Data records
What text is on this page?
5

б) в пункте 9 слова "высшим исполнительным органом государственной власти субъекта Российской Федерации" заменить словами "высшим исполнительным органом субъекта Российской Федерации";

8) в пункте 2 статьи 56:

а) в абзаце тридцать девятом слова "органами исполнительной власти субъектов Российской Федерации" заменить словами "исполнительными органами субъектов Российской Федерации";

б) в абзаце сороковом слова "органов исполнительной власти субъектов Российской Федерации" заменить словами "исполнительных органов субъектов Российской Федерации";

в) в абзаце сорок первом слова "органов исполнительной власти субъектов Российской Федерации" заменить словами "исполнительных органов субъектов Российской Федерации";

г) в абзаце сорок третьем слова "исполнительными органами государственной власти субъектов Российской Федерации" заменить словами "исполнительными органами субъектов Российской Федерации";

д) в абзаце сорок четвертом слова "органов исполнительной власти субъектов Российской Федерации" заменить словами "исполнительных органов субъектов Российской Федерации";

Exercise prompt: Repeat each entry word for word.

Task result:
What text is on this page?
5

б) в пункте 9 слова "высшим исполнительным органом государственной власти субъекта Российской Федерации" заменить словами "высшим исполнительным органом субъекта Российской Федерации";

8) в пункте 2 статьи 56:

а) в абзаце тридцать девятом слова "органами исполнительной власти субъектов Российской Федерации" заменить словами "исполнительными органами субъектов Российской Федерации";

б) в абзаце сороковом слова "органов исполнительной власти субъектов Российской Федерации" заменить словами "исполнительных органов субъектов Российской Федерации";

в) в абзаце сорок первом слова "органов исполнительной власти субъектов Российской Федерации" заменить словами "исполнительных органов субъектов Российской Федерации";

г) в абзаце сорок третьем слова "исполнительными органами государственной власти субъектов Российской Федерации" заменить словами "исполнительными органами субъектов Российской Федерации";

д) в абзаце сорок четвертом слова "органов исполнительной власти субъектов Российской Федерации" заменить словами "исполнительных органов субъектов Российской Федерации";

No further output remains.